• _EXERCISE DESCRIPTION_: The entries are to be returned exactly, with images left out.

Dataset listings of figures:
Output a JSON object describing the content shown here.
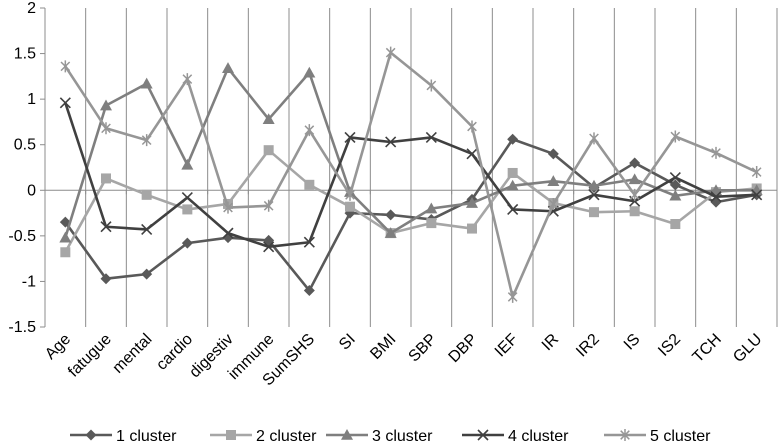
{
  "chart_data": {
    "type": "line",
    "title": "",
    "xlabel": "",
    "ylabel": "",
    "ylim": [
      -1.5,
      2
    ],
    "yticks": [
      -1.5,
      -1,
      -0.5,
      0,
      0.5,
      1,
      1.5,
      2
    ],
    "ytick_labels": [
      "-1.5",
      "-1",
      "-0.5",
      "0",
      "0.5",
      "1",
      "1.5",
      "2"
    ],
    "grid": "vertical",
    "legend_position": "bottom",
    "categories": [
      "Age",
      "fatugue",
      "mental",
      "cardio",
      "digestiv",
      "immune",
      "SumSHS",
      "SI",
      "BMI",
      "SBP",
      "DBP",
      "IEF",
      "IR",
      "IR2",
      "IS",
      "IS2",
      "TCH",
      "GLU"
    ],
    "series": [
      {
        "name": "1 cluster",
        "marker": "diamond",
        "color": "#595959",
        "values": [
          -0.35,
          -0.97,
          -0.92,
          -0.58,
          -0.52,
          -0.55,
          -1.1,
          -0.25,
          -0.27,
          -0.32,
          -0.1,
          0.56,
          0.4,
          0.03,
          0.3,
          0.06,
          -0.13,
          -0.05
        ]
      },
      {
        "name": "2 cluster",
        "marker": "square",
        "color": "#a6a6a6",
        "values": [
          -0.68,
          0.13,
          -0.05,
          -0.21,
          -0.15,
          0.44,
          0.06,
          -0.18,
          -0.47,
          -0.36,
          -0.42,
          0.19,
          -0.14,
          -0.24,
          -0.23,
          -0.37,
          -0.02,
          0.02
        ]
      },
      {
        "name": "3 cluster",
        "marker": "triangle",
        "color": "#7f7f7f",
        "values": [
          -0.52,
          0.93,
          1.17,
          0.28,
          1.34,
          0.78,
          1.29,
          -0.02,
          -0.47,
          -0.2,
          -0.14,
          0.05,
          0.1,
          0.05,
          0.12,
          -0.06,
          0.0,
          0.0
        ]
      },
      {
        "name": "4 cluster",
        "marker": "x",
        "color": "#404040",
        "values": [
          0.96,
          -0.4,
          -0.43,
          -0.08,
          -0.47,
          -0.62,
          -0.57,
          0.58,
          0.53,
          0.58,
          0.4,
          -0.21,
          -0.23,
          -0.05,
          -0.12,
          0.14,
          -0.07,
          -0.05
        ]
      },
      {
        "name": "5 cluster",
        "marker": "star",
        "color": "#969696",
        "values": [
          1.36,
          0.68,
          0.55,
          1.22,
          -0.19,
          -0.17,
          0.66,
          -0.05,
          1.51,
          1.15,
          0.7,
          -1.17,
          -0.15,
          0.57,
          -0.05,
          0.59,
          0.41,
          0.2
        ]
      }
    ]
  }
}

• _RESULT OF THIS EXERCISE_:
Output a JSON object describing the content shown here.
{
  "chart_data": {
    "type": "line",
    "title": "",
    "xlabel": "",
    "ylabel": "",
    "ylim": [
      -1.5,
      2
    ],
    "yticks": [
      -1.5,
      -1,
      -0.5,
      0,
      0.5,
      1,
      1.5,
      2
    ],
    "ytick_labels": [
      "-1.5",
      "-1",
      "-0.5",
      "0",
      "0.5",
      "1",
      "1.5",
      "2"
    ],
    "grid": "vertical",
    "legend_position": "bottom",
    "categories": [
      "Age",
      "fatugue",
      "mental",
      "cardio",
      "digestiv",
      "immune",
      "SumSHS",
      "SI",
      "BMI",
      "SBP",
      "DBP",
      "IEF",
      "IR",
      "IR2",
      "IS",
      "IS2",
      "TCH",
      "GLU"
    ],
    "series": [
      {
        "name": "1 cluster",
        "marker": "diamond",
        "color": "#595959",
        "values": [
          -0.35,
          -0.97,
          -0.92,
          -0.58,
          -0.52,
          -0.55,
          -1.1,
          -0.25,
          -0.27,
          -0.32,
          -0.1,
          0.56,
          0.4,
          0.03,
          0.3,
          0.06,
          -0.13,
          -0.05
        ]
      },
      {
        "name": "2 cluster",
        "marker": "square",
        "color": "#a6a6a6",
        "values": [
          -0.68,
          0.13,
          -0.05,
          -0.21,
          -0.15,
          0.44,
          0.06,
          -0.18,
          -0.47,
          -0.36,
          -0.42,
          0.19,
          -0.14,
          -0.24,
          -0.23,
          -0.37,
          -0.02,
          0.02
        ]
      },
      {
        "name": "3 cluster",
        "marker": "triangle",
        "color": "#7f7f7f",
        "values": [
          -0.52,
          0.93,
          1.17,
          0.28,
          1.34,
          0.78,
          1.29,
          -0.02,
          -0.47,
          -0.2,
          -0.14,
          0.05,
          0.1,
          0.05,
          0.12,
          -0.06,
          0.0,
          0.0
        ]
      },
      {
        "name": "4 cluster",
        "marker": "x",
        "color": "#404040",
        "values": [
          0.96,
          -0.4,
          -0.43,
          -0.08,
          -0.47,
          -0.62,
          -0.57,
          0.58,
          0.53,
          0.58,
          0.4,
          -0.21,
          -0.23,
          -0.05,
          -0.12,
          0.14,
          -0.07,
          -0.05
        ]
      },
      {
        "name": "5 cluster",
        "marker": "star",
        "color": "#969696",
        "values": [
          1.36,
          0.68,
          0.55,
          1.22,
          -0.19,
          -0.17,
          0.66,
          -0.05,
          1.51,
          1.15,
          0.7,
          -1.17,
          -0.15,
          0.57,
          -0.05,
          0.59,
          0.41,
          0.2
        ]
      }
    ]
  }
}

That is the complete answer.